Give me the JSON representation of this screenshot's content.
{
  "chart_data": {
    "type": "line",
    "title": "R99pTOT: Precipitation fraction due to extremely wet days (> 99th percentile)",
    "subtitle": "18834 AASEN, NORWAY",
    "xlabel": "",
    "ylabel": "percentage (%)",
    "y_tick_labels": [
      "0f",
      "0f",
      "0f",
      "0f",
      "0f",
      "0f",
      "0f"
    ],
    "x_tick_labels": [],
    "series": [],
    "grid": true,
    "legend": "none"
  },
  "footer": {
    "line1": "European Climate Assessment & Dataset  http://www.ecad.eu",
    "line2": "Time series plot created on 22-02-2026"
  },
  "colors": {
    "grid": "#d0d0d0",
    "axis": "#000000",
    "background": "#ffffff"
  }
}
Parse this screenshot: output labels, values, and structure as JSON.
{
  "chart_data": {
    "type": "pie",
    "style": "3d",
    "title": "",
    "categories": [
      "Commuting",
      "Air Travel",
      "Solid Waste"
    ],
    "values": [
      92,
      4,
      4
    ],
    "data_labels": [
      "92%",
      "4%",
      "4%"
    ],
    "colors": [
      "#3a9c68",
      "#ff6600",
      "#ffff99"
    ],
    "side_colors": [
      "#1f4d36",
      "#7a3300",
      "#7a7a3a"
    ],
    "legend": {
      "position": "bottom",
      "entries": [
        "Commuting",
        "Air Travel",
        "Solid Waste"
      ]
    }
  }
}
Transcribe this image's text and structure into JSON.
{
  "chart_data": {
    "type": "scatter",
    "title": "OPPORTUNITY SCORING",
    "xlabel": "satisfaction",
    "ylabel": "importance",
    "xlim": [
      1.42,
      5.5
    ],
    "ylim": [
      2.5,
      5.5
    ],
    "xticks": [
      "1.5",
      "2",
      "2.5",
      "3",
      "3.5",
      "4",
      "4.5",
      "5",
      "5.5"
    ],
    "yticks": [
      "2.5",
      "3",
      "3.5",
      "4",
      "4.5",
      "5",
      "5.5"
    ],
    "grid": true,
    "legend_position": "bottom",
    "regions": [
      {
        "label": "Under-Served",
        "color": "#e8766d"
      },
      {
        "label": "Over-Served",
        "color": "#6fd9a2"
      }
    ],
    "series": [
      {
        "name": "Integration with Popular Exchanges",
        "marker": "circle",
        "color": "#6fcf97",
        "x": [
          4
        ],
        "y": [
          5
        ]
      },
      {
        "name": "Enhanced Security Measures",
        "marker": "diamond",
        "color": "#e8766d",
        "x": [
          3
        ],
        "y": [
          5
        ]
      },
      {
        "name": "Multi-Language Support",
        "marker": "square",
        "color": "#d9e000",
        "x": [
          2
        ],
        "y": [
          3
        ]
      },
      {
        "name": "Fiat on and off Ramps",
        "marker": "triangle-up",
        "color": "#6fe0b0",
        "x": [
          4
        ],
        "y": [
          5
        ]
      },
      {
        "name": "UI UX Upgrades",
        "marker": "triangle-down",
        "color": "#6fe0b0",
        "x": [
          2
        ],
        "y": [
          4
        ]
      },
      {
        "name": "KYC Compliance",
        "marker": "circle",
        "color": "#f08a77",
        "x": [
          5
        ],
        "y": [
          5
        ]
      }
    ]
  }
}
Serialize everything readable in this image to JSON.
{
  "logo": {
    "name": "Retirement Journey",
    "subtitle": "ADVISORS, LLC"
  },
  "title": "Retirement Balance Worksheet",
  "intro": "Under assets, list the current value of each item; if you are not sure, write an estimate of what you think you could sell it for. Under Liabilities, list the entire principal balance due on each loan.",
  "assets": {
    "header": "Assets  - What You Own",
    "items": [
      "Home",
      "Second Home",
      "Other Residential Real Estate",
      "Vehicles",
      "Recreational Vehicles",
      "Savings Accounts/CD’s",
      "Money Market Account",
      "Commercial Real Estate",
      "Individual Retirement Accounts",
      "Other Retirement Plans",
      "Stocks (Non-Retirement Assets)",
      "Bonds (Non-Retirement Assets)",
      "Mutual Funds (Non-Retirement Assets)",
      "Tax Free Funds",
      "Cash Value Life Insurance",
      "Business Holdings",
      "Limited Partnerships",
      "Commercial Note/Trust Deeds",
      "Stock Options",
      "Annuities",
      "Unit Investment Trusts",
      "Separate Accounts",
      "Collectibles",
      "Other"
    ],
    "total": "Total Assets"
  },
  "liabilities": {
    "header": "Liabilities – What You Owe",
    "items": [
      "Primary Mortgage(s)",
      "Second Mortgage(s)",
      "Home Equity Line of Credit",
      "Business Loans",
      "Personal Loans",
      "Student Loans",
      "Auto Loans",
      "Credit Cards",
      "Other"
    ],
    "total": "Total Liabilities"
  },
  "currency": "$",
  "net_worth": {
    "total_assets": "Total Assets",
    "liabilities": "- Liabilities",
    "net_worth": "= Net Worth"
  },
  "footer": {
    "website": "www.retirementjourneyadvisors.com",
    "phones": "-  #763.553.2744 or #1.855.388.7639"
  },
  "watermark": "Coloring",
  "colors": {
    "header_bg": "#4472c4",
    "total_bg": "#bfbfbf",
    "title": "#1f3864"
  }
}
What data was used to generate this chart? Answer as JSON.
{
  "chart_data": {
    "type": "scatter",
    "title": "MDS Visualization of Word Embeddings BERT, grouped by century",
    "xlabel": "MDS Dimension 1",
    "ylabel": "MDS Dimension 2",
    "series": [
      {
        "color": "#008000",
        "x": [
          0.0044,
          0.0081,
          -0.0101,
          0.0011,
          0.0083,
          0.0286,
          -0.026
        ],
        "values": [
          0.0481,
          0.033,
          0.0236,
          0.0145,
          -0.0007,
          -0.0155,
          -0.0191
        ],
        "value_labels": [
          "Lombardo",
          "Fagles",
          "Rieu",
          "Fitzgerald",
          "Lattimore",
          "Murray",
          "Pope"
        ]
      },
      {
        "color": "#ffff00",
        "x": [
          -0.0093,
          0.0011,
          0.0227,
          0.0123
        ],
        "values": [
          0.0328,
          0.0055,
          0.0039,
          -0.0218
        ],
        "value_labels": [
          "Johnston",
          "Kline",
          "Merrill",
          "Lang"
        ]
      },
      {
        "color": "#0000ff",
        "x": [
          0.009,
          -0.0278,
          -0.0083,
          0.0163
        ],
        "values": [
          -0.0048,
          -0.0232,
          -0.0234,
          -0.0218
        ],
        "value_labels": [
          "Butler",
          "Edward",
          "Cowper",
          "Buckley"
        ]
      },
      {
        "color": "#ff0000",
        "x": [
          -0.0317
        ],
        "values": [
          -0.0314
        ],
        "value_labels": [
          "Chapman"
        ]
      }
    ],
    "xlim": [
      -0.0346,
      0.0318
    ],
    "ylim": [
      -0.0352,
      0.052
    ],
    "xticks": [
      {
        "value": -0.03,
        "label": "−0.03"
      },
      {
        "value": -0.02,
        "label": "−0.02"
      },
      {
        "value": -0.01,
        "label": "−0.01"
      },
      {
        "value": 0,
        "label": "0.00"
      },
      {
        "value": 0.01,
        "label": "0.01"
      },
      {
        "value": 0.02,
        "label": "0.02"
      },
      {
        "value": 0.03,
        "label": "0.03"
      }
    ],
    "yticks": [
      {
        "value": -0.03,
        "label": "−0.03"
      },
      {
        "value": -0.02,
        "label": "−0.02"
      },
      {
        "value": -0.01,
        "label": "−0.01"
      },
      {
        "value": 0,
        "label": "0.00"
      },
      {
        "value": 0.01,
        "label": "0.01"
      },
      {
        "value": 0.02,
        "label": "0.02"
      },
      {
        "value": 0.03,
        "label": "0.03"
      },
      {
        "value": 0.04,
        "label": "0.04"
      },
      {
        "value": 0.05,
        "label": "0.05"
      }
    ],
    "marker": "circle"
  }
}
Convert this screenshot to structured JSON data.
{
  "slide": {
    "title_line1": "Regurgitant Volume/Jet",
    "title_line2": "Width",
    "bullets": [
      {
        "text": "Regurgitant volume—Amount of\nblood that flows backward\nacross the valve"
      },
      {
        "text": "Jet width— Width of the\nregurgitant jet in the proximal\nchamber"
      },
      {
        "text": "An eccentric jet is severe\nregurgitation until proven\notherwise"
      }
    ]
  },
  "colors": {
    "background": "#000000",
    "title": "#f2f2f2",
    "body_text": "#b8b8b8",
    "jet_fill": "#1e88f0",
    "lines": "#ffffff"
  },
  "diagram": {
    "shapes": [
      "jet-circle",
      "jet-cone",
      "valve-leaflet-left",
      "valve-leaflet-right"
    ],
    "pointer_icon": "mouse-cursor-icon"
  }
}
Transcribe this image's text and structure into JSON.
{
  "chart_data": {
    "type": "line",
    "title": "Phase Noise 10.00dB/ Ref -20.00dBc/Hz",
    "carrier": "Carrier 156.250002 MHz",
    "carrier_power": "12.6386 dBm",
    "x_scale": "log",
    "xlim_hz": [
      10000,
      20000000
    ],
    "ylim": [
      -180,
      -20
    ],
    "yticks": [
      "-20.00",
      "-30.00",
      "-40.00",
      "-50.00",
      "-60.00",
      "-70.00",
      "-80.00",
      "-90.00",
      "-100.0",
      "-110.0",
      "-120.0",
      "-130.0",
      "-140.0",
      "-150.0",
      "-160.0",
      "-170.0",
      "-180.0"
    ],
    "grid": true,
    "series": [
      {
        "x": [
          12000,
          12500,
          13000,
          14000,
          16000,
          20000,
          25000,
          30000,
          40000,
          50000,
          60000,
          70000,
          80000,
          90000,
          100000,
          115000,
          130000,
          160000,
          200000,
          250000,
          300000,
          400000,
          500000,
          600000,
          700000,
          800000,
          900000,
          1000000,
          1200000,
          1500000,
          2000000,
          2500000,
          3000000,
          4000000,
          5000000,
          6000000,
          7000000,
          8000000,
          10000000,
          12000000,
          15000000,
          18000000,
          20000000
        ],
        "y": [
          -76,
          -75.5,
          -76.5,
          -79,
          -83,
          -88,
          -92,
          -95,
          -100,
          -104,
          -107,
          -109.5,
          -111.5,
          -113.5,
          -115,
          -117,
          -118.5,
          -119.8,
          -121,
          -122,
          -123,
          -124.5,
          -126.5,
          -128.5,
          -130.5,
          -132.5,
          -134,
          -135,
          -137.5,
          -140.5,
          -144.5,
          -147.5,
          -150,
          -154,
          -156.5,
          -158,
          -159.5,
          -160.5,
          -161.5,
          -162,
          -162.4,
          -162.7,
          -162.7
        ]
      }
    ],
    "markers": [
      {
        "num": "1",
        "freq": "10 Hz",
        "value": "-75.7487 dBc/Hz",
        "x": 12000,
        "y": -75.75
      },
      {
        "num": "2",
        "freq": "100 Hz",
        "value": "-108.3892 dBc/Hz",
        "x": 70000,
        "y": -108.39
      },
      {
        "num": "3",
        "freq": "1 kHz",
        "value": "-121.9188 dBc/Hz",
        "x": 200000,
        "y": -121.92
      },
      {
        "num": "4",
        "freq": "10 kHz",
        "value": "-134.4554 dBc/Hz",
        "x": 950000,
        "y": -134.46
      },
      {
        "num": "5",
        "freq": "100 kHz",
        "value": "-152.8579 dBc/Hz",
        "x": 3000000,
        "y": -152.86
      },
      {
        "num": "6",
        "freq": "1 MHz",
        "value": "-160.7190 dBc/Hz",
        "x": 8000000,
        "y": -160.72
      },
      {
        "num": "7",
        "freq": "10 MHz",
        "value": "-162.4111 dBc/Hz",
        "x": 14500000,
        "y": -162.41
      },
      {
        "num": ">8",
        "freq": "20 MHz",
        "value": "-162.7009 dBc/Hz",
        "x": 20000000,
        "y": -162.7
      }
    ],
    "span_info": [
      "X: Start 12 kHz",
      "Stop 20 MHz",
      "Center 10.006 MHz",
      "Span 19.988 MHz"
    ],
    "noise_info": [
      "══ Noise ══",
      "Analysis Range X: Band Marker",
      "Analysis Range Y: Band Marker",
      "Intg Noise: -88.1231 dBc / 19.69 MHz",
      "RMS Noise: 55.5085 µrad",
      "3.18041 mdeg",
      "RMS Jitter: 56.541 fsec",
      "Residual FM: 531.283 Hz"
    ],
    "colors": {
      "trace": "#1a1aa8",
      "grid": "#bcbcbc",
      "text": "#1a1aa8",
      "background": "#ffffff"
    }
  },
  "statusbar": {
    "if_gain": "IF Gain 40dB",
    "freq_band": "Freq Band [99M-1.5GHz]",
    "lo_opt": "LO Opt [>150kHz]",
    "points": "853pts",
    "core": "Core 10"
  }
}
+++
→ TASK DIRECTIONS: Write the number of lines containing the word "xlabel" and nothing besides it.

→ RESPONSE: 3